Material provided ▸
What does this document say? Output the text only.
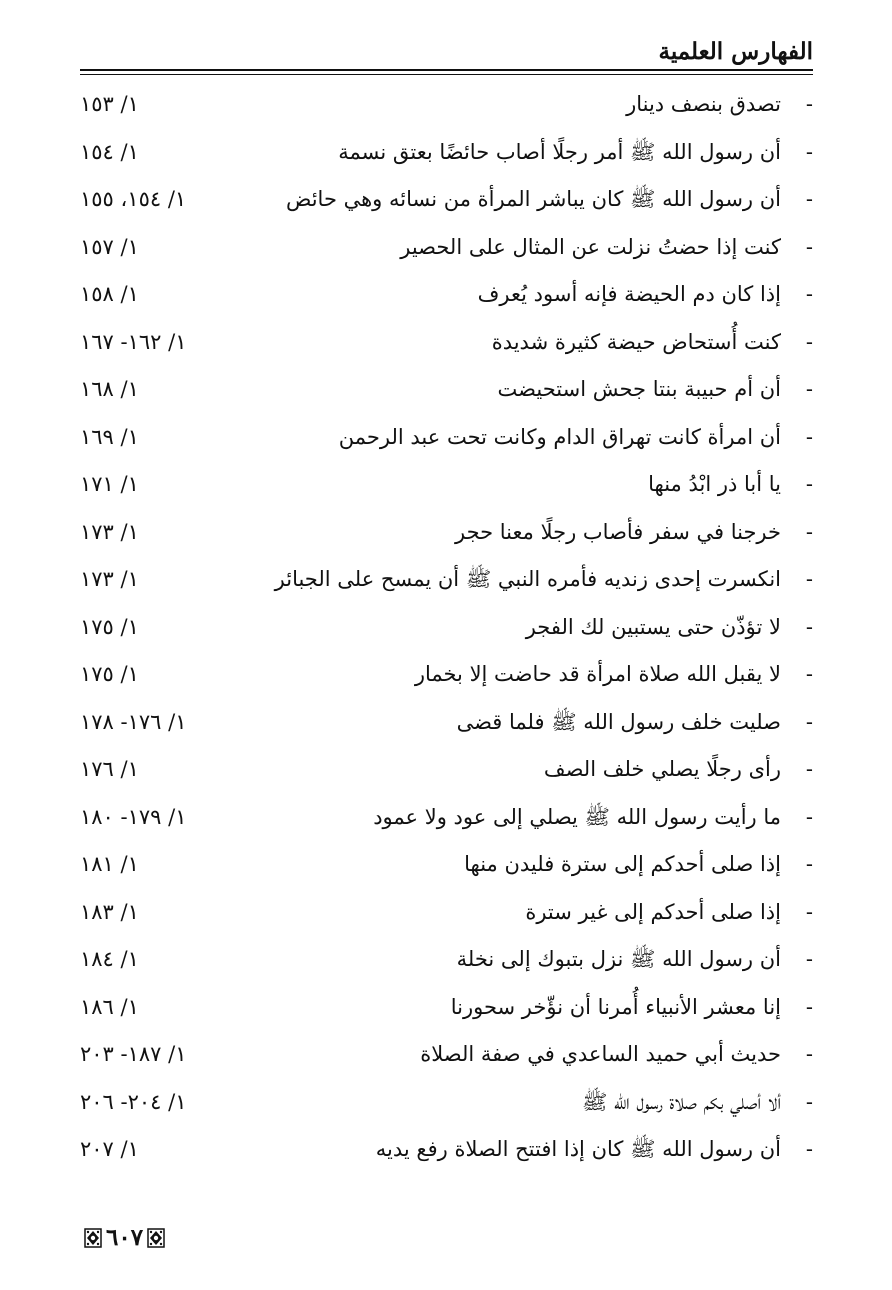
الفهارس العلمية
-
تصدق بنصف دينار
١/ ١٥٣
-
أن رسول الله ﷺ أمر رجلًا أصاب حائضًا بعتق نسمة
١/ ١٥٤
-
أن رسول الله ﷺ كان يباشر المرأة من نسائه وهي حائض
١/ ١٥٤، ١٥٥
-
كنت إذا حضتُ نزلت عن المثال على الحصير
١/ ١٥٧
-
إذا كان دم الحيضة فإنه أسود يُعرف
١/ ١٥٨
-
كنت أُستحاض حيضة كثيرة شديدة
١/ ١٦٢- ١٦٧
-
أن أم حبيبة بنتا جحش استحيضت
١/ ١٦٨
-
أن امرأة كانت تهراق الدام وكانت تحت عبد الرحمن
١/ ١٦٩
-
يا أبا ذر ابْدُ منها
١/ ١٧١
-
خرجنا في سفر فأصاب رجلًا معنا حجر
١/ ١٧٣
-
انكسرت إحدى زنديه فأمره النبي ﷺ أن يمسح على الجبائر
١/ ١٧٣
-
لا تؤذّن حتى يستبين لك الفجر
١/ ١٧٥
-
لا يقبل الله صلاة امرأة قد حاضت إلا بخمار
١/ ١٧٥
-
صليت خلف رسول الله ﷺ فلما قضى
١/ ١٧٦- ١٧٨
-
رأى رجلًا يصلي خلف الصف
١/ ١٧٦
-
ما رأيت رسول الله ﷺ يصلي إلى عود ولا عمود
١/ ١٧٩- ١٨٠
-
إذا صلى أحدكم إلى سترة فليدن منها
١/ ١٨١
-
إذا صلى أحدكم إلى غير سترة
١/ ١٨٣
-
أن رسول الله ﷺ نزل بتبوك إلى نخلة
١/ ١٨٤
-
إنا معشر الأنبياء أُمرنا أن نؤّخر سحورنا
١/ ١٨٦
-
حديث أبي حميد الساعدي في صفة الصلاة
١/ ١٨٧- ٢٠٣
-
ألا أصلي بكم صلاة رسول الله ﷺ
١/ ٢٠٤- ٢٠٦
-
أن رسول الله ﷺ كان إذا افتتح الصلاة رفع يديه
١/ ٢٠٧
٦٠٧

What is expected ▸
Report how many lines of the listing hold the string "يصلي", giving only the number.

Task response ▸
2